▶ **Exercise goal**: Please output the records below in full, exactly as given, but without the images.
# # # #
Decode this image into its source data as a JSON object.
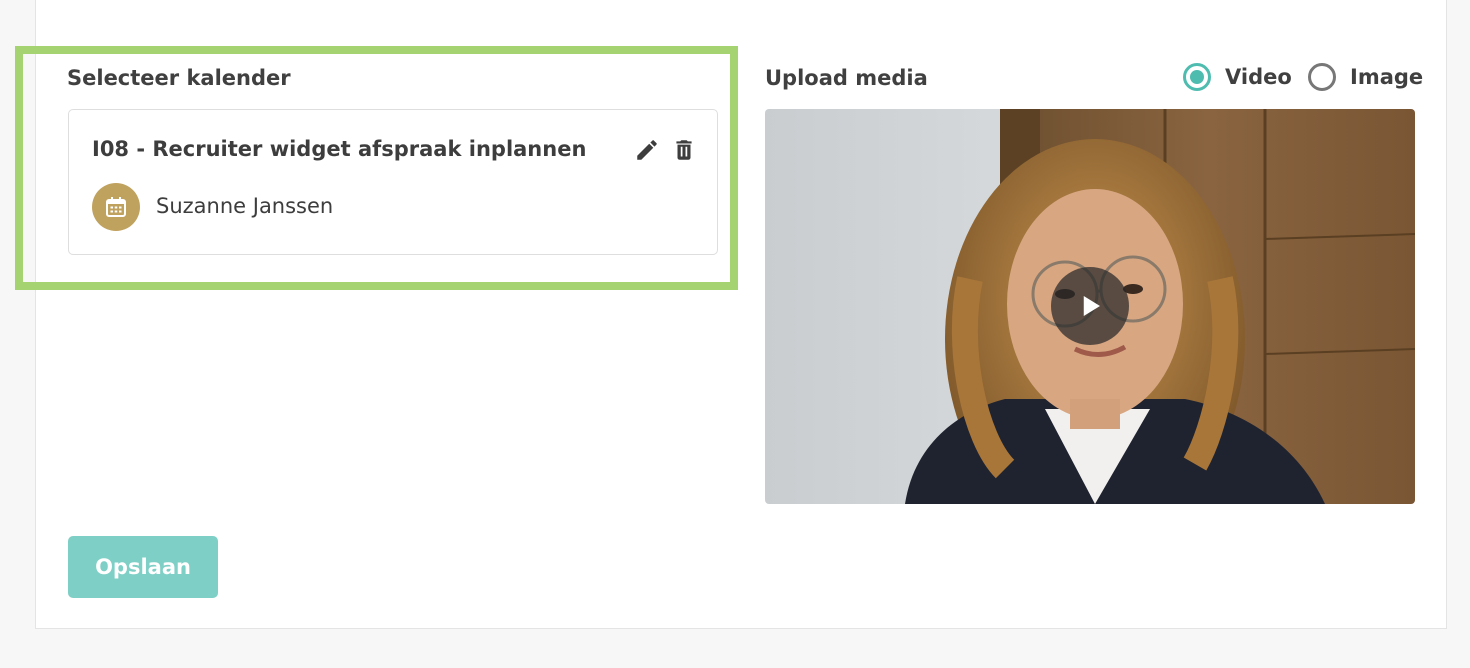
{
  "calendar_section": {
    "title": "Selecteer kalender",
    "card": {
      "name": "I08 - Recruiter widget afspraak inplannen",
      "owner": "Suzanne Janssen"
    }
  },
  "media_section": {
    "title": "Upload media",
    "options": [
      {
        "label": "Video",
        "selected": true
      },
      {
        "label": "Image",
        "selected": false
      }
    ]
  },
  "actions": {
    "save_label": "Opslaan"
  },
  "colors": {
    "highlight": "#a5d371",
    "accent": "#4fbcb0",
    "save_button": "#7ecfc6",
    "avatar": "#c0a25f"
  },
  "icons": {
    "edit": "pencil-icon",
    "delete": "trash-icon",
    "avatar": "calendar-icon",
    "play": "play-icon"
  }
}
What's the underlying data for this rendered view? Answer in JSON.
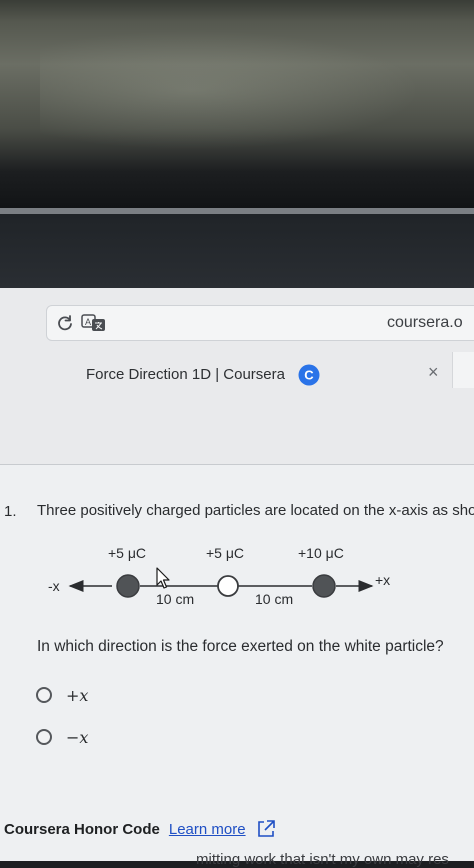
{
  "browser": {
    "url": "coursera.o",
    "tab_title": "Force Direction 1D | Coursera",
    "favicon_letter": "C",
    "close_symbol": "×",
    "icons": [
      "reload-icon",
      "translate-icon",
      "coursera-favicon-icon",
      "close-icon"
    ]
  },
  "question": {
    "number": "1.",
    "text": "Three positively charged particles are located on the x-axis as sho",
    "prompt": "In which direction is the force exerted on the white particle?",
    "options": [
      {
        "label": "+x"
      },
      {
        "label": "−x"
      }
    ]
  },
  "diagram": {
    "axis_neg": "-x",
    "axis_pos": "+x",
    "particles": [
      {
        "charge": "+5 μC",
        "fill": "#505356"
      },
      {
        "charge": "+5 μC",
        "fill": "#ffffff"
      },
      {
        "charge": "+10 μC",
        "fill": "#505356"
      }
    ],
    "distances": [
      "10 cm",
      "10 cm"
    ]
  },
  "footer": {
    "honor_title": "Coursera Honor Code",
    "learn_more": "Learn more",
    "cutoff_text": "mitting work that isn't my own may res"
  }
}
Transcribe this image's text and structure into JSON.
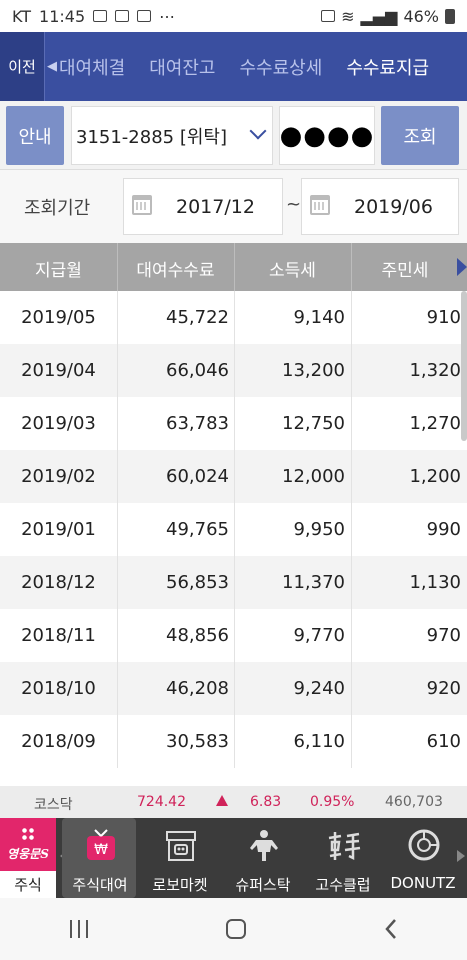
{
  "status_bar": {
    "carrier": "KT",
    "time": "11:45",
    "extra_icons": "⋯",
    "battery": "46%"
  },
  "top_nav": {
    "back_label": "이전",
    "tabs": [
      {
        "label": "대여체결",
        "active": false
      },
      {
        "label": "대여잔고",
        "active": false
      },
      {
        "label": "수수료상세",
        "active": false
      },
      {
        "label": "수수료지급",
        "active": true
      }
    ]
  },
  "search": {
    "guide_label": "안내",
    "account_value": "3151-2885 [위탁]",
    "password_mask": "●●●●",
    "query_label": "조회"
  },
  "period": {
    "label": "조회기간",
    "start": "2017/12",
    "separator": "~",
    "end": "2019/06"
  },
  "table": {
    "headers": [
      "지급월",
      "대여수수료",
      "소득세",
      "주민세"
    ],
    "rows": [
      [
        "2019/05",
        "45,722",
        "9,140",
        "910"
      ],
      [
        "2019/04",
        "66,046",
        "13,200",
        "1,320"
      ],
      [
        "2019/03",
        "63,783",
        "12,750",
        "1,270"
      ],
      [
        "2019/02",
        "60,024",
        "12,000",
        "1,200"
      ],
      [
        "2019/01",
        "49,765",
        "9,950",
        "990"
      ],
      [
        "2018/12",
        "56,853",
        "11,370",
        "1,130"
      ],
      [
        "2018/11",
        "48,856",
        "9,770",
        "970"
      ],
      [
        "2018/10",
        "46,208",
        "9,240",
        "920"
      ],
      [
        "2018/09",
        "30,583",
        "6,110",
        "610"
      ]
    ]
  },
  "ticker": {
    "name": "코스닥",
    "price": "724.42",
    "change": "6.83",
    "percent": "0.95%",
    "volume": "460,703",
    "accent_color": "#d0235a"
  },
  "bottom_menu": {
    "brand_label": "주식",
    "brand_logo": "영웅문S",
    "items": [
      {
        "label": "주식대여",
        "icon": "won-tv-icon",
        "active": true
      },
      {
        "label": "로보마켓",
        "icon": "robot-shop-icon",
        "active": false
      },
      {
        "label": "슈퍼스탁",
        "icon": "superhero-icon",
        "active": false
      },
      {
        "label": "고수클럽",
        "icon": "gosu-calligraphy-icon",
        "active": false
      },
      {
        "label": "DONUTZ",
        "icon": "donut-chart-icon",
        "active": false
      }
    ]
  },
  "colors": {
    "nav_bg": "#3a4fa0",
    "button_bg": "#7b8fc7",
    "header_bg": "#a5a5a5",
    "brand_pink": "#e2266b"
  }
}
# # # #
▶ **In response**:
Decode this image into its source data as a JSON object.
{
  "calendar_section": {
    "title": "Selecteer kalender",
    "card": {
      "name": "I08 - Recruiter widget afspraak inplannen",
      "owner": "Suzanne Janssen"
    }
  },
  "media_section": {
    "title": "Upload media",
    "options": [
      {
        "label": "Video",
        "selected": true
      },
      {
        "label": "Image",
        "selected": false
      }
    ]
  },
  "actions": {
    "save_label": "Opslaan"
  },
  "colors": {
    "highlight": "#a5d371",
    "accent": "#4fbcb0",
    "save_button": "#7ecfc6",
    "avatar": "#c0a25f"
  },
  "icons": {
    "edit": "pencil-icon",
    "delete": "trash-icon",
    "avatar": "calendar-icon",
    "play": "play-icon"
  }
}
What's the underlying data for this rendered view? Answer in JSON.
{
  "browser": {
    "url": "coursera.o",
    "tab_title": "Force Direction 1D | Coursera",
    "favicon_letter": "C",
    "close_symbol": "×",
    "icons": [
      "reload-icon",
      "translate-icon",
      "coursera-favicon-icon",
      "close-icon"
    ]
  },
  "question": {
    "number": "1.",
    "text": "Three positively charged particles are located on the x-axis as sho",
    "prompt": "In which direction is the force exerted on the white particle?",
    "options": [
      {
        "label": "+x"
      },
      {
        "label": "−x"
      }
    ]
  },
  "diagram": {
    "axis_neg": "-x",
    "axis_pos": "+x",
    "particles": [
      {
        "charge": "+5 μC",
        "fill": "#505356"
      },
      {
        "charge": "+5 μC",
        "fill": "#ffffff"
      },
      {
        "charge": "+10 μC",
        "fill": "#505356"
      }
    ],
    "distances": [
      "10 cm",
      "10 cm"
    ]
  },
  "footer": {
    "honor_title": "Coursera Honor Code",
    "learn_more": "Learn more",
    "cutoff_text": "mitting work that isn't my own may res"
  }
}
Transcribe this image's text and structure into JSON.
{
  "status_bar": {
    "carrier": "KT",
    "time": "11:45",
    "extra_icons": "⋯",
    "battery": "46%"
  },
  "top_nav": {
    "back_label": "이전",
    "tabs": [
      {
        "label": "대여체결",
        "active": false
      },
      {
        "label": "대여잔고",
        "active": false
      },
      {
        "label": "수수료상세",
        "active": false
      },
      {
        "label": "수수료지급",
        "active": true
      }
    ]
  },
  "search": {
    "guide_label": "안내",
    "account_value": "3151-2885 [위탁]",
    "password_mask": "●●●●",
    "query_label": "조회"
  },
  "period": {
    "label": "조회기간",
    "start": "2017/12",
    "separator": "~",
    "end": "2019/06"
  },
  "table": {
    "headers": [
      "지급월",
      "대여수수료",
      "소득세",
      "주민세"
    ],
    "rows": [
      [
        "2019/05",
        "45,722",
        "9,140",
        "910"
      ],
      [
        "2019/04",
        "66,046",
        "13,200",
        "1,320"
      ],
      [
        "2019/03",
        "63,783",
        "12,750",
        "1,270"
      ],
      [
        "2019/02",
        "60,024",
        "12,000",
        "1,200"
      ],
      [
        "2019/01",
        "49,765",
        "9,950",
        "990"
      ],
      [
        "2018/12",
        "56,853",
        "11,370",
        "1,130"
      ],
      [
        "2018/11",
        "48,856",
        "9,770",
        "970"
      ],
      [
        "2018/10",
        "46,208",
        "9,240",
        "920"
      ],
      [
        "2018/09",
        "30,583",
        "6,110",
        "610"
      ]
    ]
  },
  "ticker": {
    "name": "코스닥",
    "price": "724.42",
    "change": "6.83",
    "percent": "0.95%",
    "volume": "460,703",
    "accent_color": "#d0235a"
  },
  "bottom_menu": {
    "brand_label": "주식",
    "brand_logo": "영웅문S",
    "items": [
      {
        "label": "주식대여",
        "icon": "won-tv-icon",
        "active": true
      },
      {
        "label": "로보마켓",
        "icon": "robot-shop-icon",
        "active": false
      },
      {
        "label": "슈퍼스탁",
        "icon": "superhero-icon",
        "active": false
      },
      {
        "label": "고수클럽",
        "icon": "gosu-calligraphy-icon",
        "active": false
      },
      {
        "label": "DONUTZ",
        "icon": "donut-chart-icon",
        "active": false
      }
    ]
  },
  "colors": {
    "nav_bg": "#3a4fa0",
    "button_bg": "#7b8fc7",
    "header_bg": "#a5a5a5",
    "brand_pink": "#e2266b"
  }
}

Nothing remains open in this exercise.